**YOUR TASK:** From the listing below, pull each line that includes "consider".

**RECORD SET:**
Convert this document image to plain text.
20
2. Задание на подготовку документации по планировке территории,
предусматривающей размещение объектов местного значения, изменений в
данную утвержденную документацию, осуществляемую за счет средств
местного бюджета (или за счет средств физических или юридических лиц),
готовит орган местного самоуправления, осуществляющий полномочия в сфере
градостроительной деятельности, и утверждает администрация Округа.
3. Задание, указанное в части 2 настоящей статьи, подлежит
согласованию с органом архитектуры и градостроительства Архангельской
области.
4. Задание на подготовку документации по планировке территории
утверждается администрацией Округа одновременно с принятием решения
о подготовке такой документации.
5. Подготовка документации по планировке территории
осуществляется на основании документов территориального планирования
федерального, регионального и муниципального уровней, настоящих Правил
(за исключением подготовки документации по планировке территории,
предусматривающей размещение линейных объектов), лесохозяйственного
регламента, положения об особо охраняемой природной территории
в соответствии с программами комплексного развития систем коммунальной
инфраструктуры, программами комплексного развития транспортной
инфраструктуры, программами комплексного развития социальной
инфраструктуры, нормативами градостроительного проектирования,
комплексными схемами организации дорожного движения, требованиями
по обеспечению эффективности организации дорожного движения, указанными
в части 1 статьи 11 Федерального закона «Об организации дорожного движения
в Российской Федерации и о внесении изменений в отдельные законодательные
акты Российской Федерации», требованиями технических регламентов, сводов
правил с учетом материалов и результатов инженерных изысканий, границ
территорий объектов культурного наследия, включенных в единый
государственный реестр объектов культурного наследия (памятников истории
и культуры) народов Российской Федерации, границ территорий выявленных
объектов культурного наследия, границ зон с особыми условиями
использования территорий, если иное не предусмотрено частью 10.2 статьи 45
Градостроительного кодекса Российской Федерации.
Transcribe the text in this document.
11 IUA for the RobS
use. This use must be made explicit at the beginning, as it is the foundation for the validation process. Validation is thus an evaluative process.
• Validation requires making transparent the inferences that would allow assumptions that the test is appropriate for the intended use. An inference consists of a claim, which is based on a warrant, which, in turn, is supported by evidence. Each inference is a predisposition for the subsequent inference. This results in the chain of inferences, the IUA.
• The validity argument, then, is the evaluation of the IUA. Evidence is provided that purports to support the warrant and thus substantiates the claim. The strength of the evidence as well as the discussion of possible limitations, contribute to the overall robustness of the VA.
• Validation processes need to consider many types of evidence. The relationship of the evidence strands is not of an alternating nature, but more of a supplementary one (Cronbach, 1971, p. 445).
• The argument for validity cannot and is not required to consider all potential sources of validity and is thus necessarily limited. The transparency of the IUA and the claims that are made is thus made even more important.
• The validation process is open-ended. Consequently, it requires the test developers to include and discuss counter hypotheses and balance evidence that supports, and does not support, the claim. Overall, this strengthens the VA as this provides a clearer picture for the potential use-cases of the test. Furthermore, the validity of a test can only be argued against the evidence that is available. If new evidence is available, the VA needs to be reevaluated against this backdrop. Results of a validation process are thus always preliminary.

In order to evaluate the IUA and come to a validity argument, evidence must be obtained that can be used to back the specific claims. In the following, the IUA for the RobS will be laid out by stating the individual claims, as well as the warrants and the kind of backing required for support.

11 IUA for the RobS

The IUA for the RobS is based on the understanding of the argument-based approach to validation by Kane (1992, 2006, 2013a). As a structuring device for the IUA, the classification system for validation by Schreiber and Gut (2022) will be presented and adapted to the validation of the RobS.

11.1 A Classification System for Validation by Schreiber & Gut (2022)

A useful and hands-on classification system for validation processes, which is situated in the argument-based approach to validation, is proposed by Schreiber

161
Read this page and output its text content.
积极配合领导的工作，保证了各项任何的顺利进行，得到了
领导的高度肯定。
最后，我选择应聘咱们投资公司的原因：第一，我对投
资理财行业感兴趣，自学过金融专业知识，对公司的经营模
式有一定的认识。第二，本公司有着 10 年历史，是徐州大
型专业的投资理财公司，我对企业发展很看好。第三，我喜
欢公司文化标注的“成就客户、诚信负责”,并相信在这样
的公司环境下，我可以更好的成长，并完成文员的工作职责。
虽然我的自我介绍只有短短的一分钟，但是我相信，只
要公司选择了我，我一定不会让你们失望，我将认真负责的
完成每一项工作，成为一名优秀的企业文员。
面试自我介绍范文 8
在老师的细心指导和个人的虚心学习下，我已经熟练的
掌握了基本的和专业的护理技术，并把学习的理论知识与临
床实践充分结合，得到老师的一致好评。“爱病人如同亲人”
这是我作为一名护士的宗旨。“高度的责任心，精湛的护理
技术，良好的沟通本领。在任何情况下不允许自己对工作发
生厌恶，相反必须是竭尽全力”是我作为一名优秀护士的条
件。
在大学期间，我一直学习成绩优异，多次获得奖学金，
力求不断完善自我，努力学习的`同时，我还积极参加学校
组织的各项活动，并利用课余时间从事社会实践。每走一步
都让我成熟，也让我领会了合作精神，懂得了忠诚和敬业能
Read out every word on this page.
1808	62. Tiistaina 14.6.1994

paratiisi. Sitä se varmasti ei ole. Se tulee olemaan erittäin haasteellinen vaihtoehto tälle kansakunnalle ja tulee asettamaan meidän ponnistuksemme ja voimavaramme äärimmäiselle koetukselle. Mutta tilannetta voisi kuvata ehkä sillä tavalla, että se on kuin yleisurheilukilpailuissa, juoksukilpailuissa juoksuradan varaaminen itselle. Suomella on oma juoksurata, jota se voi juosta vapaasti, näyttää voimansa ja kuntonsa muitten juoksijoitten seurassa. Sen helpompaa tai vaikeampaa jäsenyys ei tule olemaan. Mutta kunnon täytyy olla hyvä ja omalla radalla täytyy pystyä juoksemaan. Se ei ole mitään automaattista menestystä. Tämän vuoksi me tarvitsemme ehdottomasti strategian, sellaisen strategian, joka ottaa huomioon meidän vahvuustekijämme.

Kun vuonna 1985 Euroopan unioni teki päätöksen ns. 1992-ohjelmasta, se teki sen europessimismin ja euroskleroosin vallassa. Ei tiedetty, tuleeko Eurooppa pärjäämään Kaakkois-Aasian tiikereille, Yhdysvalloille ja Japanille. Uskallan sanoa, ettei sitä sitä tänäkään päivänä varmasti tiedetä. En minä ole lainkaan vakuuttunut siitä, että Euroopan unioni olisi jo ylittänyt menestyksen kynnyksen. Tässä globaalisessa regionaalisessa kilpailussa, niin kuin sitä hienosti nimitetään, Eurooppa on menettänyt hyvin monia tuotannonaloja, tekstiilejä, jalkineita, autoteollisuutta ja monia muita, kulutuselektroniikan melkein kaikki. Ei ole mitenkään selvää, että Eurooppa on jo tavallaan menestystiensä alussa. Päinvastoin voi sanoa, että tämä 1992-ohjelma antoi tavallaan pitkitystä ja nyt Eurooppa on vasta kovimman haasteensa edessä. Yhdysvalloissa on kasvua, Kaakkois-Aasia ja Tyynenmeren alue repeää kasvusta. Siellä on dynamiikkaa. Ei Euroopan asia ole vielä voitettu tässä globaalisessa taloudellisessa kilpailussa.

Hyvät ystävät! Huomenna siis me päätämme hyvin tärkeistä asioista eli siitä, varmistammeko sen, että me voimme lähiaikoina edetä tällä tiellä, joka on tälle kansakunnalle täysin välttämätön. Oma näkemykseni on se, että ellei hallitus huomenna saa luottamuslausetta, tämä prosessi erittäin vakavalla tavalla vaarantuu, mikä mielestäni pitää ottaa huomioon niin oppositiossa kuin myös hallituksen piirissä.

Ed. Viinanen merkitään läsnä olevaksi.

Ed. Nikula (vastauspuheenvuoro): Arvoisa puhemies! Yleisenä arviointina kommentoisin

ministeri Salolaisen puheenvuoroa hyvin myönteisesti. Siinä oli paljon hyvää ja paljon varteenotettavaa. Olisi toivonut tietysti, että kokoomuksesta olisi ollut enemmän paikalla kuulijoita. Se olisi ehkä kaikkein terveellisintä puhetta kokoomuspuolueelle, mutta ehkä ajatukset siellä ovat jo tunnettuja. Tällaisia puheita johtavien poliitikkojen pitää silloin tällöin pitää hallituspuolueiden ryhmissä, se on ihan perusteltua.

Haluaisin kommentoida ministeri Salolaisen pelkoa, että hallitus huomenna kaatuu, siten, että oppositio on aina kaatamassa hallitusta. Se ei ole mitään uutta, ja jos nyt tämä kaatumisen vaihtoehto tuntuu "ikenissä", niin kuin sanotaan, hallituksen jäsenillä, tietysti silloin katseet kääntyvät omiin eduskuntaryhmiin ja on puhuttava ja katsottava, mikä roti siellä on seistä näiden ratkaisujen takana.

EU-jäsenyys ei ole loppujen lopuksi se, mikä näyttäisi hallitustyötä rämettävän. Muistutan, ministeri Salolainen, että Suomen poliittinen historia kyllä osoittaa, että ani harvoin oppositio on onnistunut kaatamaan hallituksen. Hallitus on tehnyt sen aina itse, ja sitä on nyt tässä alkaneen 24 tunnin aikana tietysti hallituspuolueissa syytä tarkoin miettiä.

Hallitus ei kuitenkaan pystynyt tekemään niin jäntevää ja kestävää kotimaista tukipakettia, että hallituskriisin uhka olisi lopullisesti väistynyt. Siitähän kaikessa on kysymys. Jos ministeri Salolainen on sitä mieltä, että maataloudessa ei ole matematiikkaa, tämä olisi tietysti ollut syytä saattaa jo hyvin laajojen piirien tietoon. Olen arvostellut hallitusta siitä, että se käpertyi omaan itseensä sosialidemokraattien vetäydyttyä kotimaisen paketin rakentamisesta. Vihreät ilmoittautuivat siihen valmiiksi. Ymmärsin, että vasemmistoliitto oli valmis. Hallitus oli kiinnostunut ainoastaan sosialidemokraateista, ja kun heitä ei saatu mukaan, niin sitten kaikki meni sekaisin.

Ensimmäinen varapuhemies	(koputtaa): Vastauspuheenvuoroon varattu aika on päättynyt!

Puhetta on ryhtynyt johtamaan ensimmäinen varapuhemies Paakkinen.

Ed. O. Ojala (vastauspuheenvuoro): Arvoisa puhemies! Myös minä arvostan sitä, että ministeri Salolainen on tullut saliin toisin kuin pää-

**FULL OUTPUT:**
• Validation processes need to consider many types of evidence. The relationship of the evidence strands is not of an alternating nature, but more of a supplementary one (Cronbach, 1971, p. 445).
• The argument for validity cannot and is not required to consider all potential sources of validity and is thus necessarily limited. The transparency of the IUA and the claims that are made is thus made even more important.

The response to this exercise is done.